#### What is needed
Search the records for "this". Copy every line where it appears.

(Records from a data collection)
==*==

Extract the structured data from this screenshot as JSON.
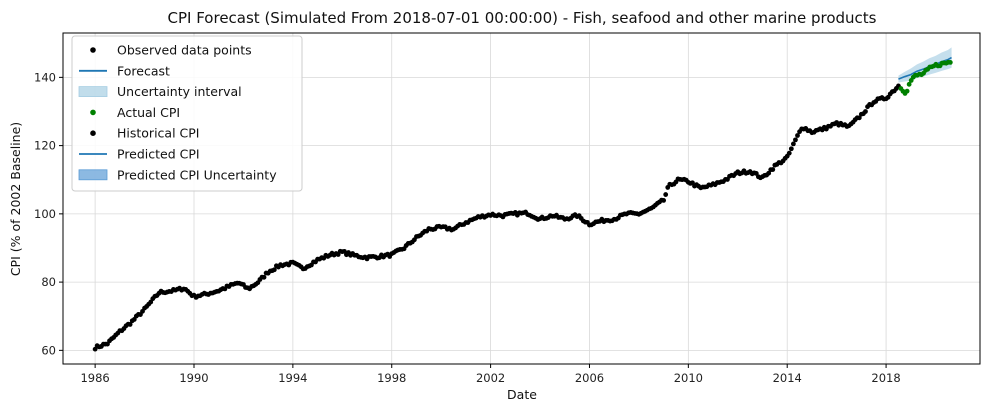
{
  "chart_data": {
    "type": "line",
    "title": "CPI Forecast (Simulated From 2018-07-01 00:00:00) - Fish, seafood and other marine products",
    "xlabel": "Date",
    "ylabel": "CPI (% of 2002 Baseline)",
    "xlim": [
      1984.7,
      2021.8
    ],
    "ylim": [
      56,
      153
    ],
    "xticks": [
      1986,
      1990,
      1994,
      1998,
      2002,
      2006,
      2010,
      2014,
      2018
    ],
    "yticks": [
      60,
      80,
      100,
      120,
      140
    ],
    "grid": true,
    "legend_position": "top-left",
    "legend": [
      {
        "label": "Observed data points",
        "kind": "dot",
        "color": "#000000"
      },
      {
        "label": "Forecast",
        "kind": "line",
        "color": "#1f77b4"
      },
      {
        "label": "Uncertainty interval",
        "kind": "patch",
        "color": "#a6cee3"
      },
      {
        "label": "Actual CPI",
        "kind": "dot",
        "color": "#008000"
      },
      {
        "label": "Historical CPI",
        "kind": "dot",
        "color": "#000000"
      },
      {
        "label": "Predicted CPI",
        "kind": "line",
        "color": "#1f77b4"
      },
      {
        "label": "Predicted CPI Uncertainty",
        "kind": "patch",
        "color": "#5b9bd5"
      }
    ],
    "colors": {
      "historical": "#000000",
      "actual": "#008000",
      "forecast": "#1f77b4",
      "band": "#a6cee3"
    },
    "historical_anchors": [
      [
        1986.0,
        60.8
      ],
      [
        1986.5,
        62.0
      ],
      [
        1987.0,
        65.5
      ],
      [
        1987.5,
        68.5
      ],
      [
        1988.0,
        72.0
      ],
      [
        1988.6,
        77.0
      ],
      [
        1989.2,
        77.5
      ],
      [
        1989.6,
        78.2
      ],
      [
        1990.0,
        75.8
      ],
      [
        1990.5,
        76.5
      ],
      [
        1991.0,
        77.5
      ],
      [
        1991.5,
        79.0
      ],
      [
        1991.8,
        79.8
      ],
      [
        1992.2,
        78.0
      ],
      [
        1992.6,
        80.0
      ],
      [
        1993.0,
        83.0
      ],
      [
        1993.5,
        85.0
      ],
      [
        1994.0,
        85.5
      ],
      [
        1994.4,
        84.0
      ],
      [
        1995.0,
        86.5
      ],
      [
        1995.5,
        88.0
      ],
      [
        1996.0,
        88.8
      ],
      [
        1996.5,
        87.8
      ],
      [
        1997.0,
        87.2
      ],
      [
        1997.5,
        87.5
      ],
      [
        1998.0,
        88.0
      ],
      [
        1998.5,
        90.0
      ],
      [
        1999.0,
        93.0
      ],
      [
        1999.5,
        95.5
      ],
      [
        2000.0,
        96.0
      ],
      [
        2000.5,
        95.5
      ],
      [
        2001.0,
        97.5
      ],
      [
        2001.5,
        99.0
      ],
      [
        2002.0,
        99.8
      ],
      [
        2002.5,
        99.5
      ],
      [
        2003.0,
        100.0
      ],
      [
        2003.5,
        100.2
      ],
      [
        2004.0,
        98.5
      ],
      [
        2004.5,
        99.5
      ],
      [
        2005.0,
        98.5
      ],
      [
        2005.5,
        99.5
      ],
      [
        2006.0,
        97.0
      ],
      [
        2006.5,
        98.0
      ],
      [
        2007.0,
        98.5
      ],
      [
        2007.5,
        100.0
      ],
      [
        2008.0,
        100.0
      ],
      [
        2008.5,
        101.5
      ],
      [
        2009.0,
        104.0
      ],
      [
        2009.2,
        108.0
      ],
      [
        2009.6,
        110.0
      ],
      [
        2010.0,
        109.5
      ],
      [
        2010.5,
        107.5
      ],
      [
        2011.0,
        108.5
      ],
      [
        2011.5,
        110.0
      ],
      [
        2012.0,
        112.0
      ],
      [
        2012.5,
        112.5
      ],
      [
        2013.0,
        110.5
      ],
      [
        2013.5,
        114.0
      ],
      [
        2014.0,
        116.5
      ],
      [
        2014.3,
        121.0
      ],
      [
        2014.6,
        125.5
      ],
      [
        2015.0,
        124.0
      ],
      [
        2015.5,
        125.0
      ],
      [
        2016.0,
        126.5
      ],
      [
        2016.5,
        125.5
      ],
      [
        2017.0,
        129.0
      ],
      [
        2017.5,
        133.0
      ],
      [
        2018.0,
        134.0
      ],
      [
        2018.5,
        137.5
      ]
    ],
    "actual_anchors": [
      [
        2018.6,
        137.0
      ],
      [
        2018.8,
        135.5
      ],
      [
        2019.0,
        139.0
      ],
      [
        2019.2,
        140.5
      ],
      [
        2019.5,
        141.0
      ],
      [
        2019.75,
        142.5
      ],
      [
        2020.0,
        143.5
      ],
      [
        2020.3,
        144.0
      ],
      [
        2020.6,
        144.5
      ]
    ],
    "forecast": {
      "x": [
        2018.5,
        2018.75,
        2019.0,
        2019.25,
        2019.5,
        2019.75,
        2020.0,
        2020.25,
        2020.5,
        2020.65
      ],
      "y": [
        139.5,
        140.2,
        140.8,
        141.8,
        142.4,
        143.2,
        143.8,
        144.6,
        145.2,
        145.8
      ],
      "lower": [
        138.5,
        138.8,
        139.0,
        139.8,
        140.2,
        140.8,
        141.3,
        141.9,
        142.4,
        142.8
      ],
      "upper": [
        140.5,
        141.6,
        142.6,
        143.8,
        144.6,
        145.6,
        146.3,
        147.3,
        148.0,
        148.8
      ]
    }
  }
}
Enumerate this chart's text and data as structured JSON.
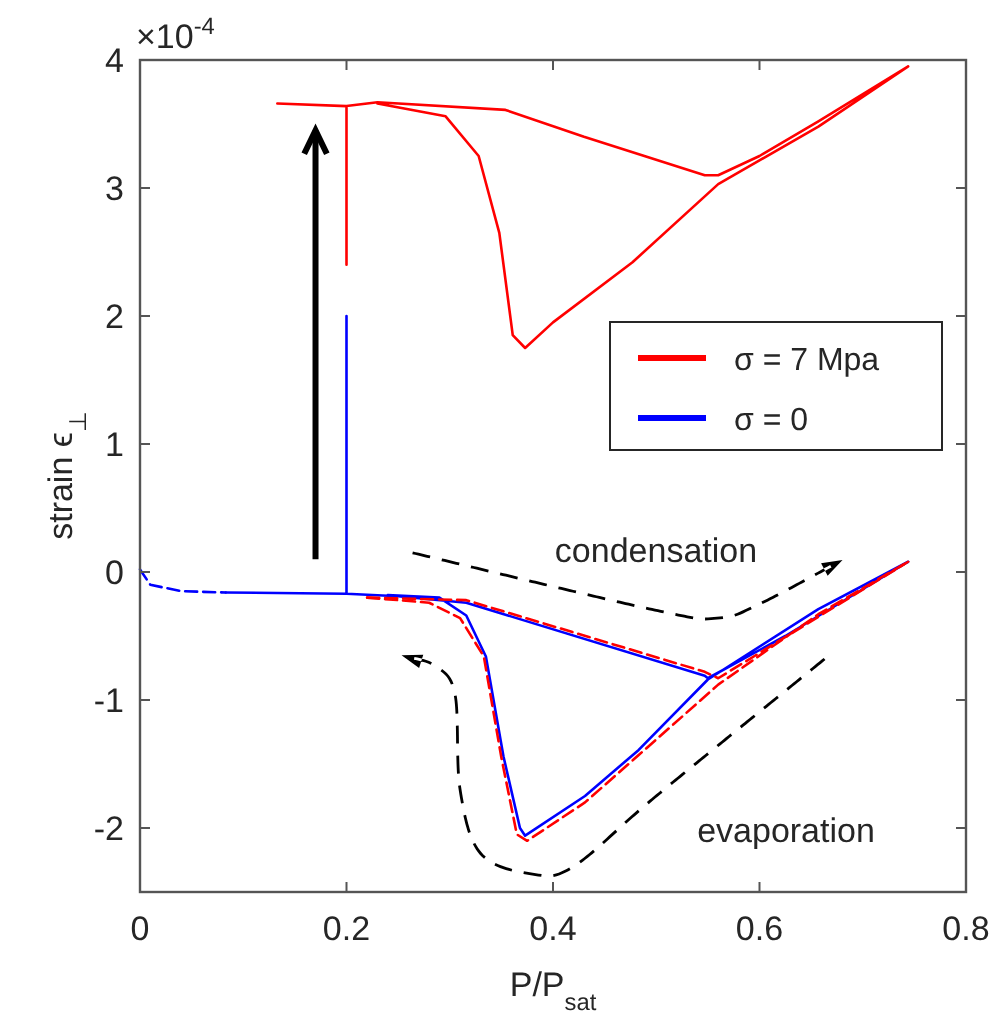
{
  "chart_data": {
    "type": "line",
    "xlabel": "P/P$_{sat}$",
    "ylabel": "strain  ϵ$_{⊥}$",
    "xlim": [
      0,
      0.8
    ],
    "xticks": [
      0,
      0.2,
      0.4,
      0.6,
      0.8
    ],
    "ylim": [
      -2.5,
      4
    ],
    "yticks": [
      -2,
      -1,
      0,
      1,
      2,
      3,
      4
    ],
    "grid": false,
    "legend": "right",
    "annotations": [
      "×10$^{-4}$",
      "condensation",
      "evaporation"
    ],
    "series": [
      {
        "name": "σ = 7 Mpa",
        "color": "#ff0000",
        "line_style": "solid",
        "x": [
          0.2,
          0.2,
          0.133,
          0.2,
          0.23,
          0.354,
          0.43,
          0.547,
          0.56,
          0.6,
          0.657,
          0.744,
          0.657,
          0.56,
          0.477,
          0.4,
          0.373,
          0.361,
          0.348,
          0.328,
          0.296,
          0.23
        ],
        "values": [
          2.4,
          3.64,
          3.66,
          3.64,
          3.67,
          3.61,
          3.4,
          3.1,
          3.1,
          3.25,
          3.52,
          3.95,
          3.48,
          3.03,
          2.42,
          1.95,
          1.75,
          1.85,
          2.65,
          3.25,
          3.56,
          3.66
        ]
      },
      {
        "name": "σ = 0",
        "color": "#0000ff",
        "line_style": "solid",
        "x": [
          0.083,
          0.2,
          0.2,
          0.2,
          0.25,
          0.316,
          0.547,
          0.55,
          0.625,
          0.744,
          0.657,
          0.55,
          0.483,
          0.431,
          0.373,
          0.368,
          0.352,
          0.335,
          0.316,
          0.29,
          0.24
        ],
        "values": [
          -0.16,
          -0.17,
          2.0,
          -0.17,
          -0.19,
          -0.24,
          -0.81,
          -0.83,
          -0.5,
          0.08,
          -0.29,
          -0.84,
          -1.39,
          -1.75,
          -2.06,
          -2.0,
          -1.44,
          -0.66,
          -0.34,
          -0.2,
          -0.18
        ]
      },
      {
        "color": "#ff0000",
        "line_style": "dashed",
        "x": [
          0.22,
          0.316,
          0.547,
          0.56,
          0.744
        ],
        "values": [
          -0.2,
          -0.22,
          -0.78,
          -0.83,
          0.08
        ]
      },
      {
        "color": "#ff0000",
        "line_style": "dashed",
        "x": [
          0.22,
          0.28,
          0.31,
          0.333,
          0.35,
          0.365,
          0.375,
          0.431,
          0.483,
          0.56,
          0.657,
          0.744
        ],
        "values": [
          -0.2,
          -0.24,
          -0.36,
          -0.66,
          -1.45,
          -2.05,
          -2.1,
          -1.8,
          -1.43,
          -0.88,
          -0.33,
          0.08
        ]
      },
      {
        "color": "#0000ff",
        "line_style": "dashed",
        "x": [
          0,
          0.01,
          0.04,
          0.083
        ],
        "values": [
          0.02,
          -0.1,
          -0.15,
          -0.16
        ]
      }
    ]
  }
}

==*==

#### Exercise result
Extract the structured data from this screenshot as JSON.
Enumerate this chart's text and data as structured JSON.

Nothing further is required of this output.